Your instructions: Beneath this task is a listing; retype all of it exactly.

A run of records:
--------------------

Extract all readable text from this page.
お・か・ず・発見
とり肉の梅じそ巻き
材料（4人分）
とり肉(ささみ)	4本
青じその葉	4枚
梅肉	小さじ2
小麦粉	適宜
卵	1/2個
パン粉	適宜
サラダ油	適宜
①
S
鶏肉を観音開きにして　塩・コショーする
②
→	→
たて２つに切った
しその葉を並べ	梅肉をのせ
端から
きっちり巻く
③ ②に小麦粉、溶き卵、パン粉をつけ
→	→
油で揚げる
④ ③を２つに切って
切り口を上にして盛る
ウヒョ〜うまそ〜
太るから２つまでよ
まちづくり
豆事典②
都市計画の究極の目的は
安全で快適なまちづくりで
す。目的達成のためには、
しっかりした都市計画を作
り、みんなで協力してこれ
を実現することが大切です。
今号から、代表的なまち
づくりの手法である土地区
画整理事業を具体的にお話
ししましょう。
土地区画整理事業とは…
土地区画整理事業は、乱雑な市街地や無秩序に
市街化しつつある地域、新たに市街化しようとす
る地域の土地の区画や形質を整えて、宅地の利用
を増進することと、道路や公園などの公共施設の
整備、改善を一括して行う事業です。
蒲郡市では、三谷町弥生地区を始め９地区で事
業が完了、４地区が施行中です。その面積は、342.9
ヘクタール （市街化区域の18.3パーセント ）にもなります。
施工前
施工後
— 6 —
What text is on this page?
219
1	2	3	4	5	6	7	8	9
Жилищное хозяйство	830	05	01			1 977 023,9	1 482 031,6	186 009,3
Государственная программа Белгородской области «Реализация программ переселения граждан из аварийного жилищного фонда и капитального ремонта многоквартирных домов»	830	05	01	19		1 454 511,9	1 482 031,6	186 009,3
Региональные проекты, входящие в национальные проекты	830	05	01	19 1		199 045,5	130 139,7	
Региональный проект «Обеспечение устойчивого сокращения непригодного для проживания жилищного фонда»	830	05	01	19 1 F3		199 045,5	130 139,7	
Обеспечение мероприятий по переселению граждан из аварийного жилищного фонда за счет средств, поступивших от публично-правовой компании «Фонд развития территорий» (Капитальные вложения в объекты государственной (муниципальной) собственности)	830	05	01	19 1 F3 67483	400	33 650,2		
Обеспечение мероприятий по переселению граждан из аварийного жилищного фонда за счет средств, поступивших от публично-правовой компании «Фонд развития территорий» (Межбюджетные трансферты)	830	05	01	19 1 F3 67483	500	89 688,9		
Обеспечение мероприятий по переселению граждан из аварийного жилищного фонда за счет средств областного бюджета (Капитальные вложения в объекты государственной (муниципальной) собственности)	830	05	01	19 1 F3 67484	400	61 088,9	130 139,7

--------------------

Finished answer:
Extract all readable text from this page.
お・か・ず・発見
とり肉の梅じそ巻き
材料（4人分）
とり肉(ささみ)	4本
青じその葉	4枚
梅肉	小さじ2
小麦粉	適宜
卵	1/2個
パン粉	適宜
サラダ油	適宜
①
S
鶏肉を観音開きにして　塩・コショーする
②
→	→
たて２つに切った
しその葉を並べ	梅肉をのせ
端から
きっちり巻く
③ ②に小麦粉、溶き卵、パン粉をつけ
→	→
油で揚げる
④ ③を２つに切って
切り口を上にして盛る
ウヒョ〜うまそ〜
太るから２つまでよ
まちづくり
豆事典②
都市計画の究極の目的は
安全で快適なまちづくりで
す。目的達成のためには、
しっかりした都市計画を作
り、みんなで協力してこれ
を実現することが大切です。
今号から、代表的なまち
づくりの手法である土地区
画整理事業を具体的にお話
ししましょう。
土地区画整理事業とは…
土地区画整理事業は、乱雑な市街地や無秩序に
市街化しつつある地域、新たに市街化しようとす
る地域の土地の区画や形質を整えて、宅地の利用
を増進することと、道路や公園などの公共施設の
整備、改善を一括して行う事業です。
蒲郡市では、三谷町弥生地区を始め９地区で事
業が完了、４地区が施行中です。その面積は、342.9
ヘクタール （市街化区域の18.3パーセント ）にもなります。
施工前
施工後
— 6 —
What text is on this page?
219
1	2	3	4	5	6	7	8	9
Жилищное хозяйство	830	05	01			1 977 023,9	1 482 031,6	186 009,3
Государственная программа Белгородской области «Реализация программ переселения граждан из аварийного жилищного фонда и капитального ремонта многоквартирных домов»	830	05	01	19		1 454 511,9	1 482 031,6	186 009,3
Региональные проекты, входящие в национальные проекты	830	05	01	19 1		199 045,5	130 139,7	
Региональный проект «Обеспечение устойчивого сокращения непригодного для проживания жилищного фонда»	830	05	01	19 1 F3		199 045,5	130 139,7	
Обеспечение мероприятий по переселению граждан из аварийного жилищного фонда за счет средств, поступивших от публично-правовой компании «Фонд развития территорий» (Капитальные вложения в объекты государственной (муниципальной) собственности)	830	05	01	19 1 F3 67483	400	33 650,2		
Обеспечение мероприятий по переселению граждан из аварийного жилищного фонда за счет средств, поступивших от публично-правовой компании «Фонд развития территорий» (Межбюджетные трансферты)	830	05	01	19 1 F3 67483	500	89 688,9		
Обеспечение мероприятий по переселению граждан из аварийного жилищного фонда за счет средств областного бюджета (Капитальные вложения в объекты государственной (муниципальной) собственности)	830	05	01	19 1 F3 67484	400	61 088,9	130 139,7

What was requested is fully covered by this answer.